*What is required*
Identify and pull out each line of the entries in which "Prediction" occurs.
━━━ Provided entries ━━━
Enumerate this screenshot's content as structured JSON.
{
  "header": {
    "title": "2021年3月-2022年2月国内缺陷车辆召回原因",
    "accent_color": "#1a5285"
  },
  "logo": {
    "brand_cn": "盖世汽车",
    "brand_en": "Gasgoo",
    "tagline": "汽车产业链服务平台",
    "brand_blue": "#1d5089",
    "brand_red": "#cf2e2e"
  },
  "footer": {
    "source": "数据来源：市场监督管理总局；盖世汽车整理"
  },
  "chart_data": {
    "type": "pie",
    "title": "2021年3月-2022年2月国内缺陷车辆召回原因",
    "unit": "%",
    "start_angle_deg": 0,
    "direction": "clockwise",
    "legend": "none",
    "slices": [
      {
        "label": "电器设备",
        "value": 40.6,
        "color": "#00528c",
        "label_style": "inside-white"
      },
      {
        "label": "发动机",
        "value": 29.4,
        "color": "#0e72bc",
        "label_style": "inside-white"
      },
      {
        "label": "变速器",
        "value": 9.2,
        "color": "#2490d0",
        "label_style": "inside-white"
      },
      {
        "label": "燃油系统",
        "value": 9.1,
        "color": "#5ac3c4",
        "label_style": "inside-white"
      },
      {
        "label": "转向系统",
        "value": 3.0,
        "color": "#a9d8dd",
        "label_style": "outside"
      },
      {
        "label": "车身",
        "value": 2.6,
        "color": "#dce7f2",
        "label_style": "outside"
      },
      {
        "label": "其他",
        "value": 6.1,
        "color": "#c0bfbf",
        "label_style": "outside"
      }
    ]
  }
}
━━━
━━━ Provided entries ━━━
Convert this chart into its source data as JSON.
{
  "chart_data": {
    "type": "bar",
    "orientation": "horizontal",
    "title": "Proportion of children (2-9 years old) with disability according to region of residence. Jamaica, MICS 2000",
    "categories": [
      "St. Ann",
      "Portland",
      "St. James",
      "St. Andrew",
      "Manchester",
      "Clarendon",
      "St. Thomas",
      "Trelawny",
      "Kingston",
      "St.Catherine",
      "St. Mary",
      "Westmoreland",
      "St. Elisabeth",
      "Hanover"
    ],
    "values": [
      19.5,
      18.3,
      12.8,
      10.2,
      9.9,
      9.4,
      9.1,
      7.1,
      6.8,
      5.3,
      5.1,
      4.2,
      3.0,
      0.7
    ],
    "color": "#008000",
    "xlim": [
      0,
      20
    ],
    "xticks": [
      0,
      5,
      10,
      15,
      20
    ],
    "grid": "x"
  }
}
━━━
━━━ Provided entries ━━━
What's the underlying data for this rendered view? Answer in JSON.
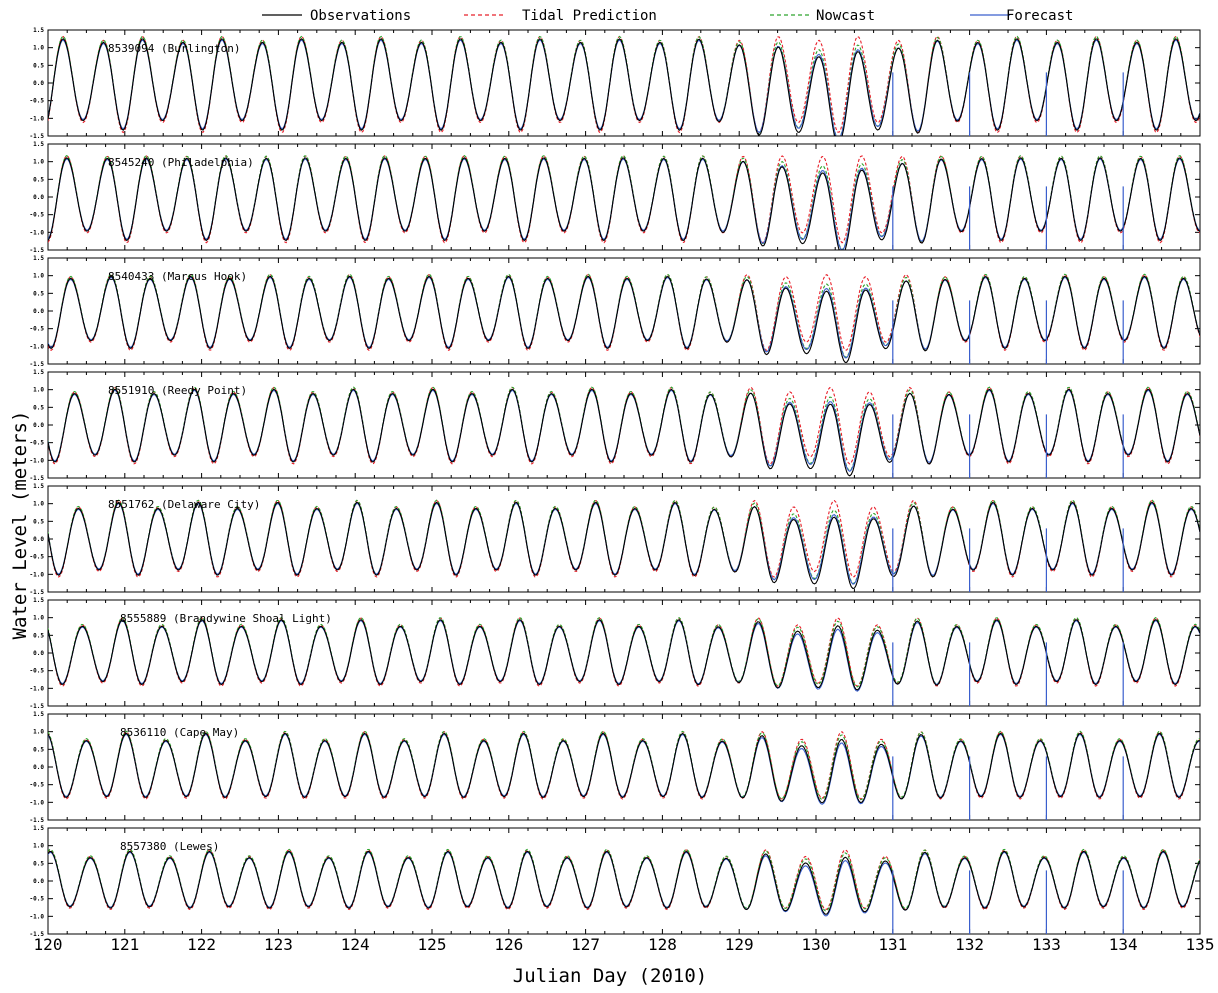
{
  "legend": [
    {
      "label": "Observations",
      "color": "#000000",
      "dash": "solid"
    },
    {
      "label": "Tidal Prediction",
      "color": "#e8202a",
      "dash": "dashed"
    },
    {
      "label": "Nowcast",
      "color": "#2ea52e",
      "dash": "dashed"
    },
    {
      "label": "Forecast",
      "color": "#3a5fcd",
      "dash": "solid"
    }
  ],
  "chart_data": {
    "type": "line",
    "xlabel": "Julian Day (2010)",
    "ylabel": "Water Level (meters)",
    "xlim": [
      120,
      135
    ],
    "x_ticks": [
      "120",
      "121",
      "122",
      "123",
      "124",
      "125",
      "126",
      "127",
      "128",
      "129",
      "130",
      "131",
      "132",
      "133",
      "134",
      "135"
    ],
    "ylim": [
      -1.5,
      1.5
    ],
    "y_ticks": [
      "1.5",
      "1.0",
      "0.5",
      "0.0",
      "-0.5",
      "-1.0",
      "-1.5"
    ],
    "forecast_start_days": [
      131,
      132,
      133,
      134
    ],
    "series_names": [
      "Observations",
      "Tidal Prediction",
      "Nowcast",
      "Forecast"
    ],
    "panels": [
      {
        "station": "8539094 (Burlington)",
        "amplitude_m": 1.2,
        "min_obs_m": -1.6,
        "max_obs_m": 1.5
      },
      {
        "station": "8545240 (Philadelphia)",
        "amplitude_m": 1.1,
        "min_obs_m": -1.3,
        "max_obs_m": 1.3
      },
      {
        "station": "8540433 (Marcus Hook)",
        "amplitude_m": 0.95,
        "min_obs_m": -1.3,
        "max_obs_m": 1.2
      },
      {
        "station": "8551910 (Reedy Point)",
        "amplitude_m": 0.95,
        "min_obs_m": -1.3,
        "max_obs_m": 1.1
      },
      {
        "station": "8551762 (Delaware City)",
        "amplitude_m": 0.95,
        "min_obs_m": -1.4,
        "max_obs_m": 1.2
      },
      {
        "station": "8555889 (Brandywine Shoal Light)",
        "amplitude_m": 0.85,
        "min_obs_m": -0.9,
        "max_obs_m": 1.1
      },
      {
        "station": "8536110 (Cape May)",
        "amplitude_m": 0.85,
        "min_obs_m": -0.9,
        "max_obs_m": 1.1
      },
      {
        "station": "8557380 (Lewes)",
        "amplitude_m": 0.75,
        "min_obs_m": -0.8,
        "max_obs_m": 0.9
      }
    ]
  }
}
━━━
*Expected answer*
      "label": "Tidal Prediction",
      "Tidal Prediction",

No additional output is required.